**TASK DIRECTIONS**: Exact reproduction of the data is required, with images excluded.

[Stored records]
·····

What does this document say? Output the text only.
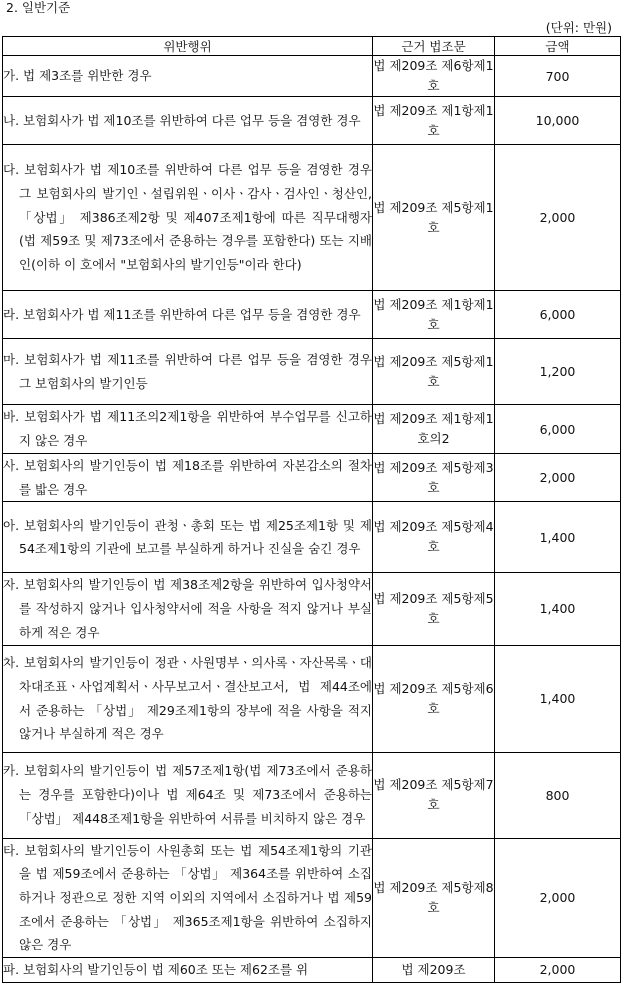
2. 일반기준
(단위: 만원)
위반행위	근거 법조문	금액

가. 법 제3조를 위반한 경우	법 제209조 제6항제1호	700

나. 보험회사가 법 제10조를 위반하여 다른 업무 등을 겸영한 경우	법 제209조 제1항제1호	10,000

다. 보험회사가 법 제10조를 위반하여 다른 업무 등을 겸영한 경우 그 보험회사의 발기인ㆍ설립위원ㆍ이사ㆍ감사ㆍ검사인ㆍ청산인, 「상법」 제386조제2항 및 제407조제1항에 따른 직무대행자(법 제59조 및 제73조에서 준용하는 경우를 포함한다) 또는 지배인(이하 이 호에서 "보험회사의 발기인등"이라 한다)	법 제209조 제5항제1호	2,000

라. 보험회사가 법 제11조를 위반하여 다른 업무 등을 겸영한 경우	법 제209조 제1항제1호	6,000

마. 보험회사가 법 제11조를 위반하여 다른 업무 등을 겸영한 경우 그 보험회사의 발기인등	법 제209조 제5항제1호	1,200

바. 보험회사가 법 제11조의2제1항을 위반하여 부수업무를 신고하지 않은 경우	법 제209조 제1항제1호의2	6,000

사. 보험회사의 발기인등이 법 제18조를 위반하여 자본감소의 절차를 밟은 경우	법 제209조 제5항제3호	2,000

아. 보험회사의 발기인등이 관청ㆍ총회 또는 법 제25조제1항 및 제54조제1항의 기관에 보고를 부실하게 하거나 진실을 숨긴 경우	법 제209조 제5항제4호	1,400

자. 보험회사의 발기인등이 법 제38조제2항을 위반하여 입사청약서를 작성하지 않거나 입사청약서에 적을 사항을 적지 않거나 부실하게 적은 경우	법 제209조 제5항제5호	1,400

차. 보험회사의 발기인등이 정관ㆍ사원명부ㆍ의사록ㆍ자산목록ㆍ대차대조표ㆍ사업계획서ㆍ사무보고서ㆍ결산보고서, 법 제44조에서 준용하는 「상법」 제29조제1항의 장부에 적을 사항을 적지 않거나 부실하게 적은 경우	법 제209조 제5항제6호	1,400

카. 보험회사의 발기인등이 법 제57조제1항(법 제73조에서 준용하는 경우를 포함한다)이나 법 제64조 및 제73조에서 준용하는 「상법」 제448조제1항을 위반하여 서류를 비치하지 않은 경우	법 제209조 제5항제7호	800

타. 보험회사의 발기인등이 사원총회 또는 법 제54조제1항의 기관을 법 제59조에서 준용하는 「상법」 제364조를 위반하여 소집하거나 정관으로 정한 지역 이외의 지역에서 소집하거나 법 제59조에서 준용하는 「상법」 제365조제1항을 위반하여 소집하지 않은 경우	법 제209조 제5항제8호	2,000

파. 보험회사의 발기인등이 법 제60조 또는 제62조를 위	법 제209조	2,000
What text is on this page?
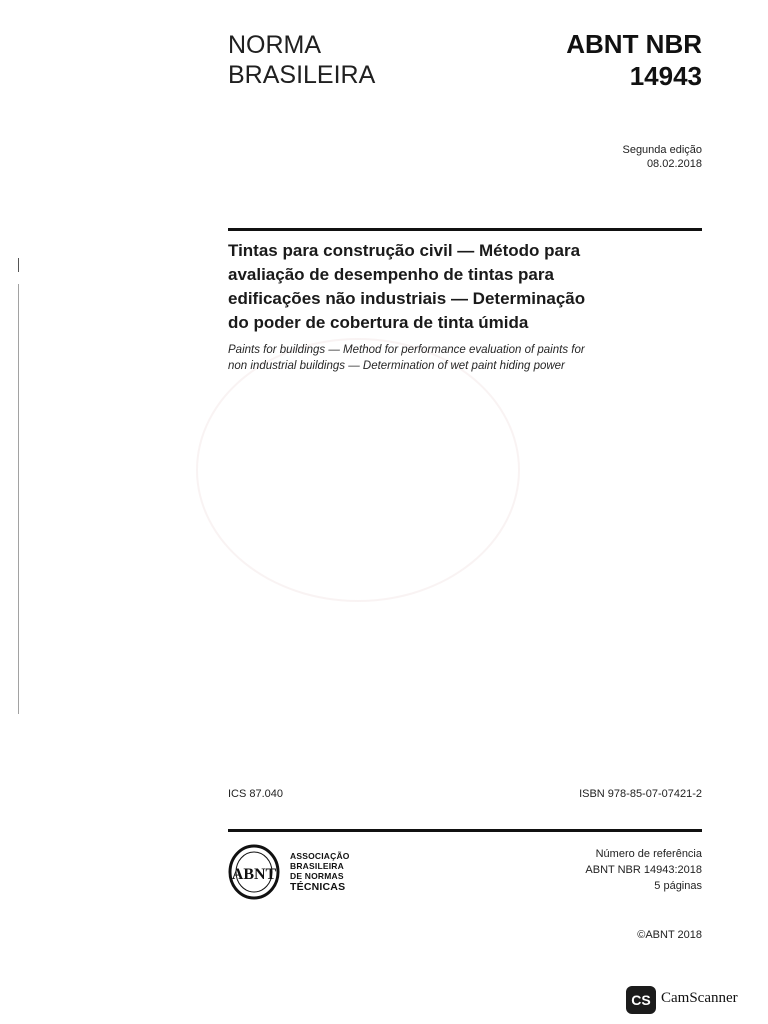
NORMA
BRASILEIRA
ABNT NBR
14943
Segunda edição
08.02.2018
Tintas para construção civil — Método para
avaliação de desempenho de tintas para
edificações não industriais — Determinação
do poder de cobertura de tinta úmida
Paints for buildings — Method for performance evaluation of paints for
non industrial buildings — Determination of wet paint hiding power
ICS 87.040	ISBN 978-85-07-07421-2
ABNT
ASSOCIAÇÃO
BRASILEIRA
DE NORMAS
TÉCNICAS
Número de referência
ABNT NBR 14943:2018
5 páginas
©ABNT 2018
CS CamScanner
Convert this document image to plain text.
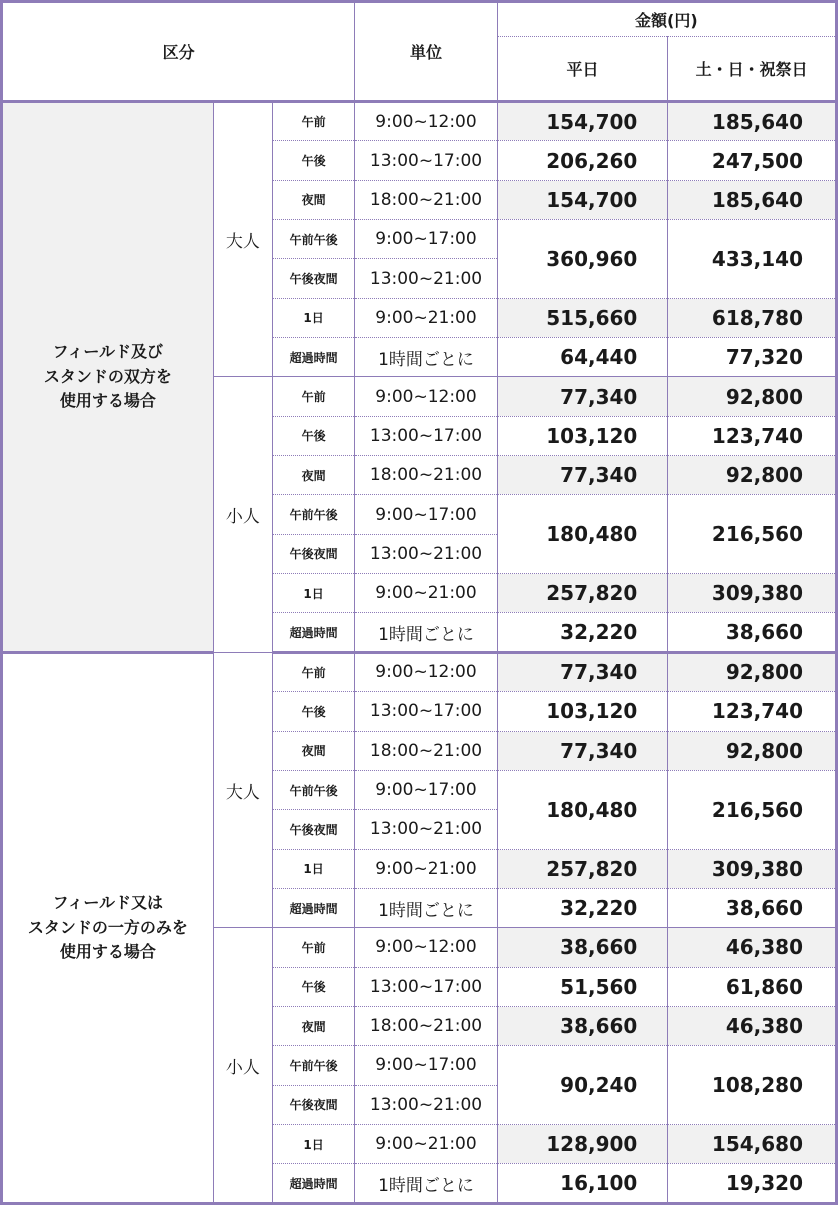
区分			単位	金額(円)	
				平日	土・日・祝祭日

フィールド及び
スタンドの双方を
使用する場合	大人	午前	9:00~12:00	154,700	185,640
		午後	13:00~17:00	206,260	247,500
		夜間	18:00~21:00	154,700	185,640
		午前午後	9:00~17:00	360,960	433,140
		午後夜間	13:00~21:00		
		1日	9:00~21:00	515,660	618,780
		超過時間	1時間ごとに	64,440	77,320
	小人	午前	9:00~12:00	77,340	92,800
		午後	13:00~17:00	103,120	123,740
		夜間	18:00~21:00	77,340	92,800
		午前午後	9:00~17:00	180,480	216,560
		午後夜間	13:00~21:00		
		1日	9:00~21:00	257,820	309,380
		超過時間	1時間ごとに	32,220	38,660

フィールド又は
スタンドの一方のみを
使用する場合	大人	午前	9:00~12:00	77,340	92,800
		午後	13:00~17:00	103,120	123,740
		夜間	18:00~21:00	77,340	92,800
		午前午後	9:00~17:00	180,480	216,560
		午後夜間	13:00~21:00		
		1日	9:00~21:00	257,820	309,380
		超過時間	1時間ごとに	32,220	38,660
	小人	午前	9:00~12:00	38,660	46,380
		午後	13:00~17:00	51,560	61,860
		夜間	18:00~21:00	38,660	46,380
		午前午後	9:00~17:00	90,240	108,280
		午後夜間	13:00~21:00		
		1日	9:00~21:00	128,900	154,680
		超過時間	1時間ごとに	16,100	19,320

·····

**RESPONSE TO THIS TASK**:
What does this document say? Output the text only.
2. 일반기준
(단위: 만원)
위반행위	근거 법조문	금액

가. 법 제3조를 위반한 경우	법 제209조 제6항제1호	700

나. 보험회사가 법 제10조를 위반하여 다른 업무 등을 겸영한 경우	법 제209조 제1항제1호	10,000

다. 보험회사가 법 제10조를 위반하여 다른 업무 등을 겸영한 경우 그 보험회사의 발기인ㆍ설립위원ㆍ이사ㆍ감사ㆍ검사인ㆍ청산인, 「상법」 제386조제2항 및 제407조제1항에 따른 직무대행자(법 제59조 및 제73조에서 준용하는 경우를 포함한다) 또는 지배인(이하 이 호에서 "보험회사의 발기인등"이라 한다)	법 제209조 제5항제1호	2,000

라. 보험회사가 법 제11조를 위반하여 다른 업무 등을 겸영한 경우	법 제209조 제1항제1호	6,000

마. 보험회사가 법 제11조를 위반하여 다른 업무 등을 겸영한 경우 그 보험회사의 발기인등	법 제209조 제5항제1호	1,200

바. 보험회사가 법 제11조의2제1항을 위반하여 부수업무를 신고하지 않은 경우	법 제209조 제1항제1호의2	6,000

사. 보험회사의 발기인등이 법 제18조를 위반하여 자본감소의 절차를 밟은 경우	법 제209조 제5항제3호	2,000

아. 보험회사의 발기인등이 관청ㆍ총회 또는 법 제25조제1항 및 제54조제1항의 기관에 보고를 부실하게 하거나 진실을 숨긴 경우	법 제209조 제5항제4호	1,400

자. 보험회사의 발기인등이 법 제38조제2항을 위반하여 입사청약서를 작성하지 않거나 입사청약서에 적을 사항을 적지 않거나 부실하게 적은 경우	법 제209조 제5항제5호	1,400

차. 보험회사의 발기인등이 정관ㆍ사원명부ㆍ의사록ㆍ자산목록ㆍ대차대조표ㆍ사업계획서ㆍ사무보고서ㆍ결산보고서, 법 제44조에서 준용하는 「상법」 제29조제1항의 장부에 적을 사항을 적지 않거나 부실하게 적은 경우	법 제209조 제5항제6호	1,400

카. 보험회사의 발기인등이 법 제57조제1항(법 제73조에서 준용하는 경우를 포함한다)이나 법 제64조 및 제73조에서 준용하는 「상법」 제448조제1항을 위반하여 서류를 비치하지 않은 경우	법 제209조 제5항제7호	800

타. 보험회사의 발기인등이 사원총회 또는 법 제54조제1항의 기관을 법 제59조에서 준용하는 「상법」 제364조를 위반하여 소집하거나 정관으로 정한 지역 이외의 지역에서 소집하거나 법 제59조에서 준용하는 「상법」 제365조제1항을 위반하여 소집하지 않은 경우	법 제209조 제5항제8호	2,000

파. 보험회사의 발기인등이 법 제60조 또는 제62조를 위	법 제209조	2,000
What text is on this page?
NORMA
BRASILEIRA
ABNT NBR
14943
Segunda edição
08.02.2018
Tintas para construção civil — Método para
avaliação de desempenho de tintas para
edificações não industriais — Determinação
do poder de cobertura de tinta úmida
Paints for buildings — Method for performance evaluation of paints for
non industrial buildings — Determination of wet paint hiding power
ICS 87.040	ISBN 978-85-07-07421-2
ABNT
ASSOCIAÇÃO
BRASILEIRA
DE NORMAS
TÉCNICAS
Número de referência
ABNT NBR 14943:2018
5 páginas
©ABNT 2018
CS CamScanner
Convert this document image to plain text.
区分			単位	金額(円)	
				平日	土・日・祝祭日

フィールド及び
スタンドの双方を
使用する場合	大人	午前	9:00~12:00	154,700	185,640
		午後	13:00~17:00	206,260	247,500
		夜間	18:00~21:00	154,700	185,640
		午前午後	9:00~17:00	360,960	433,140
		午後夜間	13:00~21:00		
		1日	9:00~21:00	515,660	618,780
		超過時間	1時間ごとに	64,440	77,320
	小人	午前	9:00~12:00	77,340	92,800
		午後	13:00~17:00	103,120	123,740
		夜間	18:00~21:00	77,340	92,800
		午前午後	9:00~17:00	180,480	216,560
		午後夜間	13:00~21:00		
		1日	9:00~21:00	257,820	309,380
		超過時間	1時間ごとに	32,220	38,660

フィールド又は
スタンドの一方のみを
使用する場合	大人	午前	9:00~12:00	77,340	92,800
		午後	13:00~17:00	103,120	123,740
		夜間	18:00~21:00	77,340	92,800
		午前午後	9:00~17:00	180,480	216,560
		午後夜間	13:00~21:00		
		1日	9:00~21:00	257,820	309,380
		超過時間	1時間ごとに	32,220	38,660
	小人	午前	9:00~12:00	38,660	46,380
		午後	13:00~17:00	51,560	61,860
		夜間	18:00~21:00	38,660	46,380
		午前午後	9:00~17:00	90,240	108,280
		午後夜間	13:00~21:00		
		1日	9:00~21:00	128,900	154,680
		超過時間	1時間ごとに	16,100	19,320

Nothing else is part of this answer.